Data items

● ● ● ● ● ● ●

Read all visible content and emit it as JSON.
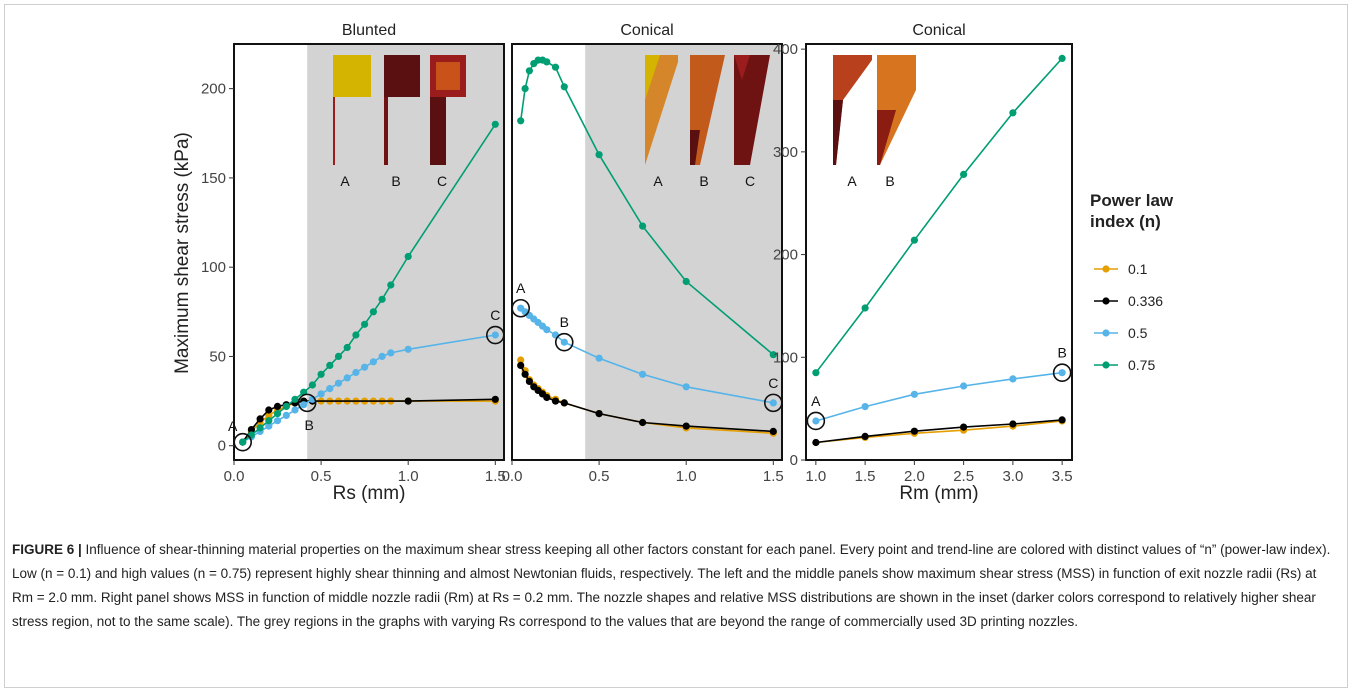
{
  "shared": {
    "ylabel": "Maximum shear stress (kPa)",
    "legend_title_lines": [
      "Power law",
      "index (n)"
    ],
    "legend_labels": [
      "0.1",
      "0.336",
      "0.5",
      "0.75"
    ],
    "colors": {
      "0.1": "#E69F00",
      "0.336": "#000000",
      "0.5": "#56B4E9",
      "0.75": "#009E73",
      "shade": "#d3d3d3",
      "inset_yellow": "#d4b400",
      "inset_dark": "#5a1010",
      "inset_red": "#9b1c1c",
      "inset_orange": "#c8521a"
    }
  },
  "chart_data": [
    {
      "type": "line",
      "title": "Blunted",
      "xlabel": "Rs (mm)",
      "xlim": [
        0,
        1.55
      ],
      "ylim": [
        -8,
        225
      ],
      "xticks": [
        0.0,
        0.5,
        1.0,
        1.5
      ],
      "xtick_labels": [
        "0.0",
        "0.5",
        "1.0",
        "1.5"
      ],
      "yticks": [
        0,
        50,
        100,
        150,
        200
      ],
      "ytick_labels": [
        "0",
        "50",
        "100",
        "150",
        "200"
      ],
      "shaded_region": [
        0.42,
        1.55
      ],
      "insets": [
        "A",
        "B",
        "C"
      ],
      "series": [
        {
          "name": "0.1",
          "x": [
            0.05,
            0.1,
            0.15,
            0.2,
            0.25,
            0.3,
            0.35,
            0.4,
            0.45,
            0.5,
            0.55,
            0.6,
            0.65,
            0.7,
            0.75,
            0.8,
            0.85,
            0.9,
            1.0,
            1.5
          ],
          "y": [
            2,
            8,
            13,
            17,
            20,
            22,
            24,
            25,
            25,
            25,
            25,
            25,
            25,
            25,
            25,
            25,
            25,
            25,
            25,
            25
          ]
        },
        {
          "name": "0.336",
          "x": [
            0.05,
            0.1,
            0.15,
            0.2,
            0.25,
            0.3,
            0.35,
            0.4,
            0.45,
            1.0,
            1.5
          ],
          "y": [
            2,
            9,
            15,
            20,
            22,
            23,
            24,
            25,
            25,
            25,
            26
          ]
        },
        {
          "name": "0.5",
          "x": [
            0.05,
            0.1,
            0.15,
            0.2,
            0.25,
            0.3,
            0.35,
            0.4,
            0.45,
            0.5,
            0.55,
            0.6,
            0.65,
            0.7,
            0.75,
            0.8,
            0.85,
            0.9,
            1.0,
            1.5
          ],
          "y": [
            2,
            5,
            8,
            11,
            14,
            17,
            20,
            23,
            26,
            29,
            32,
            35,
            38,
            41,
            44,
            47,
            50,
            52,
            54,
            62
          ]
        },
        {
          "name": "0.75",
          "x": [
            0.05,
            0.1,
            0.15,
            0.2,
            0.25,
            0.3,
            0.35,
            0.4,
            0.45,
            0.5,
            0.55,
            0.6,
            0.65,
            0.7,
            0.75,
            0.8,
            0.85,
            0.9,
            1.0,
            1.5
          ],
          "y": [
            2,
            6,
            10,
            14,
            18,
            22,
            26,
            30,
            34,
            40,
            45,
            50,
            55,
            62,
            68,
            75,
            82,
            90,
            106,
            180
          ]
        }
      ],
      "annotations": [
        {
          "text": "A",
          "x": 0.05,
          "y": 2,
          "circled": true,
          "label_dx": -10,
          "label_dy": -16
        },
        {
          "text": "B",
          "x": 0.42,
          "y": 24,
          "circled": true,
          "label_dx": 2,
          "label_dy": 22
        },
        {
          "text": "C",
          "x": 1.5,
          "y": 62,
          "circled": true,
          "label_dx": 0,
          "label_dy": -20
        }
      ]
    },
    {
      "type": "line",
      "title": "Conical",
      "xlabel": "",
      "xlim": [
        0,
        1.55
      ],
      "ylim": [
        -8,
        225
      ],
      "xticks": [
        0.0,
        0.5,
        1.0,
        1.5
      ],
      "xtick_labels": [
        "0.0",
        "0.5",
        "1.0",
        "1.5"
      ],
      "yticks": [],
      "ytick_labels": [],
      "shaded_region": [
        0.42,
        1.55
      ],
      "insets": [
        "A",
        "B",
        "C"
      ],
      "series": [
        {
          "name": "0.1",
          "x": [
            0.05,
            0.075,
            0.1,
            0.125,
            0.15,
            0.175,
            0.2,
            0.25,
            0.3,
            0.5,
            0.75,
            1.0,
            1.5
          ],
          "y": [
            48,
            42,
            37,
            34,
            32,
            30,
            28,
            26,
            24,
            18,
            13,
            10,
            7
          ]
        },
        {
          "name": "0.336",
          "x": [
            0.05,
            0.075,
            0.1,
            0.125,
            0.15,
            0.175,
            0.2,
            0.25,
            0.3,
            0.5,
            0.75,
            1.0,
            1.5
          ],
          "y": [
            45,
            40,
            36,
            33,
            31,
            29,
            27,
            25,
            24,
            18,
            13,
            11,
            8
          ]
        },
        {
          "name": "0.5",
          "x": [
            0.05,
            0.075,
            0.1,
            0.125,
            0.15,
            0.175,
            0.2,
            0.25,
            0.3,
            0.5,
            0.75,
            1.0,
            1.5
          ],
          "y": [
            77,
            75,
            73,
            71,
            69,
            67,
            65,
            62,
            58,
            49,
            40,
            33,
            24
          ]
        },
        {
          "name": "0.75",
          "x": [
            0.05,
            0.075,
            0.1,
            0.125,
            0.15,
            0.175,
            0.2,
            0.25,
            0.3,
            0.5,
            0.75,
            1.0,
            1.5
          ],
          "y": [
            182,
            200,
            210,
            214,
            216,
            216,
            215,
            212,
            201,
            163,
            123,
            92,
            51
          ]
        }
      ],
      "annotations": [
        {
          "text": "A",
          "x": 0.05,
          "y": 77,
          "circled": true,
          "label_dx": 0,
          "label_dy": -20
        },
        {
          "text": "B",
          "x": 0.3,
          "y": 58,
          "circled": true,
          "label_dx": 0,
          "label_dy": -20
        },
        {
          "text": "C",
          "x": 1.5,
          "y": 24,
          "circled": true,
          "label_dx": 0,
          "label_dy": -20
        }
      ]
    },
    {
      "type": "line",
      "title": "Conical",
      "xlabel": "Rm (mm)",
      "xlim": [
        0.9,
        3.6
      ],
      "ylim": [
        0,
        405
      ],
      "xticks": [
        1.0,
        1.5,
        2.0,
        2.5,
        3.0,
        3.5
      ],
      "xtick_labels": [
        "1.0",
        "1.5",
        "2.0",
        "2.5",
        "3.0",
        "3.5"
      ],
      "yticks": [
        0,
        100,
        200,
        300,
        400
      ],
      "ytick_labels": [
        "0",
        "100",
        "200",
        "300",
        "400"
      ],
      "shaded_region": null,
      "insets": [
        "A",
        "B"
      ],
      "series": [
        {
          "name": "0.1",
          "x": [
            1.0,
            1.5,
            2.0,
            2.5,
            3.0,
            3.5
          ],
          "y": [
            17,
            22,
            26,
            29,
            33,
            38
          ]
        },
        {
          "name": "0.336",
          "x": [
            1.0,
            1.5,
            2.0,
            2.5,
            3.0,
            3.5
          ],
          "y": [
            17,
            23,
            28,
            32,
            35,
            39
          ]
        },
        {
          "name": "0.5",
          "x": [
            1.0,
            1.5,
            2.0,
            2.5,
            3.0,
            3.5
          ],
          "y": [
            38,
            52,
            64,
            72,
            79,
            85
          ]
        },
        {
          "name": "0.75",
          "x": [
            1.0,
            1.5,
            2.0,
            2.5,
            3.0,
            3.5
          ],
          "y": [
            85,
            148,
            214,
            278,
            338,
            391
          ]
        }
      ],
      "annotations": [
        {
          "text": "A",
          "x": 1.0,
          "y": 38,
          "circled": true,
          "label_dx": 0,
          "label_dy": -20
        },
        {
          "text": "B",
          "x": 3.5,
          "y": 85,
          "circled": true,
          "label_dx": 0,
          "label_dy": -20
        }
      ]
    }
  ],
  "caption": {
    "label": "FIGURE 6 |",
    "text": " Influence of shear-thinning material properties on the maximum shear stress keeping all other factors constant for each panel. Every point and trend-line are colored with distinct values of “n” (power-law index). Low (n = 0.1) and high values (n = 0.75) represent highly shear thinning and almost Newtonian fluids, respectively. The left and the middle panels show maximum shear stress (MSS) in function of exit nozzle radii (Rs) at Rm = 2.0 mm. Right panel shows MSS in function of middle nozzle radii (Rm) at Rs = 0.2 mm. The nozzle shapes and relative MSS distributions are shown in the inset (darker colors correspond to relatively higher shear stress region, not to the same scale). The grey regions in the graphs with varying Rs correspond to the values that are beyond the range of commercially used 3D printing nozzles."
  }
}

● ● ● ● ● ● ●

**Exercise instructions**
From the data above, gather every line that includes the word "index".

**Answer to this task**
      "index (n)"
    "text": " Influence of shear-thinning material properties on the maximum shear stress keeping all other factors constant for each panel. Every point and trend-line are colored with distinct values of “n” (power-law index). Low (n = 0.1) and high values (n = 0.75) represent highly shear thinning and almost Newtonian fluids, respectively. The left and the middle panels show maximum shear stress (MSS) in function of exit nozzle radii (Rs) at Rm = 2.0 mm. Right panel shows MSS in function of middle nozzle radii (Rm) at Rs = 0.2 mm. The nozzle shapes and relative MSS distributions are shown in the inset (darker colors correspond to relatively higher shear stress region, not to the same scale). The grey regions in the graphs with varying Rs correspond to the values that are beyond the range of commercially used 3D printing nozzles."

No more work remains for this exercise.